[start of INPUT FOR THIS TASK]

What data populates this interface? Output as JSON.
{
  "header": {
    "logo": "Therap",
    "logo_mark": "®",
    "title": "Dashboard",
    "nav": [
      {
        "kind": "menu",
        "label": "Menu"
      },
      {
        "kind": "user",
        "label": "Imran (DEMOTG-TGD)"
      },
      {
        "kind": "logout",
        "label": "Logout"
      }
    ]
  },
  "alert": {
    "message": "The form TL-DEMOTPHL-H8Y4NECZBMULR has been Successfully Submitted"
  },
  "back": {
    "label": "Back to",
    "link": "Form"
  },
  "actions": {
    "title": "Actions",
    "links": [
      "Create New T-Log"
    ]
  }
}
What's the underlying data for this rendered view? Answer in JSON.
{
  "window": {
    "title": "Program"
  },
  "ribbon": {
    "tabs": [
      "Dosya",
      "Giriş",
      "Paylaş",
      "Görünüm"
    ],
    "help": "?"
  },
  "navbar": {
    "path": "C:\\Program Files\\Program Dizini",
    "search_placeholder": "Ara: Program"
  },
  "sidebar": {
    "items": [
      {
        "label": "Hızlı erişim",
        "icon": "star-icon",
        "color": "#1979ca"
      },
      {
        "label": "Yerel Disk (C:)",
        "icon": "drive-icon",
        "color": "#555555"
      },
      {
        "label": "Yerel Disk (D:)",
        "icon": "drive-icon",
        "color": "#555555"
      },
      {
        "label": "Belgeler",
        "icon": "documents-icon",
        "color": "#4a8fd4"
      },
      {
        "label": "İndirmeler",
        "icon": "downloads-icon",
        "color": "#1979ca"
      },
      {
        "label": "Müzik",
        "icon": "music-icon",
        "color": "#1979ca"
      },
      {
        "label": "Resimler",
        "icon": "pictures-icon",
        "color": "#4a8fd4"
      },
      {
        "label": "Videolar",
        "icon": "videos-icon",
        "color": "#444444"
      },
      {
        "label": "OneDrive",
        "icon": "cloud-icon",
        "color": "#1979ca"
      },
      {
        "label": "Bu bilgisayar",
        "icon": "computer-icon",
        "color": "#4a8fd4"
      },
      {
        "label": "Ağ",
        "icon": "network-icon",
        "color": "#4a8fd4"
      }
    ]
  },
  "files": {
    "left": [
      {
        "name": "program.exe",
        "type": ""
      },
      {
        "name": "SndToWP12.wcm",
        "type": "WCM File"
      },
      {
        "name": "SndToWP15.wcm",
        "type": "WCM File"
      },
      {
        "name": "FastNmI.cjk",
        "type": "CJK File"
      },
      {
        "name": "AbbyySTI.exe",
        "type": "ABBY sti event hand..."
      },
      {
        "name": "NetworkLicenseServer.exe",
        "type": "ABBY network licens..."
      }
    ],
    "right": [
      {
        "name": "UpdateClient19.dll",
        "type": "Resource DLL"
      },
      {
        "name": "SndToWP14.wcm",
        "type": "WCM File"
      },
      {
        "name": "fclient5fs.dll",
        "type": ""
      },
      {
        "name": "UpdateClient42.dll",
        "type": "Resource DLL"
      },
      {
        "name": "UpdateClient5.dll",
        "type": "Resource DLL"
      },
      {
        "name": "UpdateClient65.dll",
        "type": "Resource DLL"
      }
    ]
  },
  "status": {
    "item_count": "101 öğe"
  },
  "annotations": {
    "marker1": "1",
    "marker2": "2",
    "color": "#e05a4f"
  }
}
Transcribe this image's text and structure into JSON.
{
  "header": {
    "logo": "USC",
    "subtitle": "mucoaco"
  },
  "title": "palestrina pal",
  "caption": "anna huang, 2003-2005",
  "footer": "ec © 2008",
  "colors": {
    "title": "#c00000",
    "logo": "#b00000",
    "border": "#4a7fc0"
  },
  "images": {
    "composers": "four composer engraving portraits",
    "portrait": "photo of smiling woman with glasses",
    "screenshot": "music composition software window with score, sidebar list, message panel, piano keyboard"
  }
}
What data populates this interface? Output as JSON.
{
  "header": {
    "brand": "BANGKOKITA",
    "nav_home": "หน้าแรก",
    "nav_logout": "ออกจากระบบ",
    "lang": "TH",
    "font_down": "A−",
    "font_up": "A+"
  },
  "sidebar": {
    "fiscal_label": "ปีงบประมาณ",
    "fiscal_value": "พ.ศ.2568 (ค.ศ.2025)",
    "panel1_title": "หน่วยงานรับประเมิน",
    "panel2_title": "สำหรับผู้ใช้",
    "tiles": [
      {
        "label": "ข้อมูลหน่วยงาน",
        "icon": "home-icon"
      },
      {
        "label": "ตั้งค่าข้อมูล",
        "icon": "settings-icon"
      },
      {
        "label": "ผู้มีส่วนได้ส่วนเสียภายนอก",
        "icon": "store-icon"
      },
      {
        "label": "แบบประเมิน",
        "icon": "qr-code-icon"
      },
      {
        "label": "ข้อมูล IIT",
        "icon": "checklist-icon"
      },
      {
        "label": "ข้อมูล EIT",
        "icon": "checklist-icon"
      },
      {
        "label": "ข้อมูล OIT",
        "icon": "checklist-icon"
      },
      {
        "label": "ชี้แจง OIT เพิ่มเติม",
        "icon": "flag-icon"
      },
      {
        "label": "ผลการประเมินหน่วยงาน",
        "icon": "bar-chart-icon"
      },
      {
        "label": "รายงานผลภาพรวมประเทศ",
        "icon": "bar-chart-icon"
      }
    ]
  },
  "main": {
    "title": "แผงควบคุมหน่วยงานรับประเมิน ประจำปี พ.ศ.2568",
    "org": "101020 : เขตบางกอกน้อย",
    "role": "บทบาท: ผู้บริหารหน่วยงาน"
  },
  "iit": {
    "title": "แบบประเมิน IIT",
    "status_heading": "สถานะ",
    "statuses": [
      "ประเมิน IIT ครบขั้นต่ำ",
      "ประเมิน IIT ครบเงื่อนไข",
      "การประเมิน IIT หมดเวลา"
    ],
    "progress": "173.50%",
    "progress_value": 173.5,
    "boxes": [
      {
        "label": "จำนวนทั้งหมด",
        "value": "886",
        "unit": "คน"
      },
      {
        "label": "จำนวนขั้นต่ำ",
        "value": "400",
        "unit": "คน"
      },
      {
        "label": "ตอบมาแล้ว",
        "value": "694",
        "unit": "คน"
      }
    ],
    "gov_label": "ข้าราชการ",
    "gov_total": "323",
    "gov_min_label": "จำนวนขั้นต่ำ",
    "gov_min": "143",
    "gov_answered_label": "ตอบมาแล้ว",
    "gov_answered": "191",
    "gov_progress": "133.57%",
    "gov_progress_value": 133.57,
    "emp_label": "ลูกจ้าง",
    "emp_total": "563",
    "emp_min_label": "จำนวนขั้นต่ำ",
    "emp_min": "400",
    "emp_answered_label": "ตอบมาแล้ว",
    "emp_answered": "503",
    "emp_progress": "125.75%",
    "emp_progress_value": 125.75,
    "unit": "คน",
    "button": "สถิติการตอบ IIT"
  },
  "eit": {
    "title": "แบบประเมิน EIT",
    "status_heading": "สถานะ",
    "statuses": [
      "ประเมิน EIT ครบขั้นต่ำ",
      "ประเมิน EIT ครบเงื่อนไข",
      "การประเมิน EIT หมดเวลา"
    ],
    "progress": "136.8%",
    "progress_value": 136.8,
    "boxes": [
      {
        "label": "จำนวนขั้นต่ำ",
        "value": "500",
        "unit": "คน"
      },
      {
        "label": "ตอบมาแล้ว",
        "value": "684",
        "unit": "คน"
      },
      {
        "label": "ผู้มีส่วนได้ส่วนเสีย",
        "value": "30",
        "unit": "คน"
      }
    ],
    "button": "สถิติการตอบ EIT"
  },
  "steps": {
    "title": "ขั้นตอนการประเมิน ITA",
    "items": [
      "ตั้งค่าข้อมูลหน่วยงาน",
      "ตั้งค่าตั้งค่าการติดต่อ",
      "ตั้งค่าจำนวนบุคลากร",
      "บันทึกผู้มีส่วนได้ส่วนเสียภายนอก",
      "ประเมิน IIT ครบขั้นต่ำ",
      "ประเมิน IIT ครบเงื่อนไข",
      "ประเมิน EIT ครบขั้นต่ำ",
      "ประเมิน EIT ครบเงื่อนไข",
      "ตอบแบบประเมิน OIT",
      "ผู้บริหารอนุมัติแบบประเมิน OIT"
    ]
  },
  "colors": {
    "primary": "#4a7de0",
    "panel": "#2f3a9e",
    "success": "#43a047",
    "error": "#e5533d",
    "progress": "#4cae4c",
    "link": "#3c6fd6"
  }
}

[end of INPUT FOR THIS TASK]

GIVEN TASK. Each line in the material either holds the string "วนเส" or does not. State how many do, and nothing else.

FULL SOLUTION. 3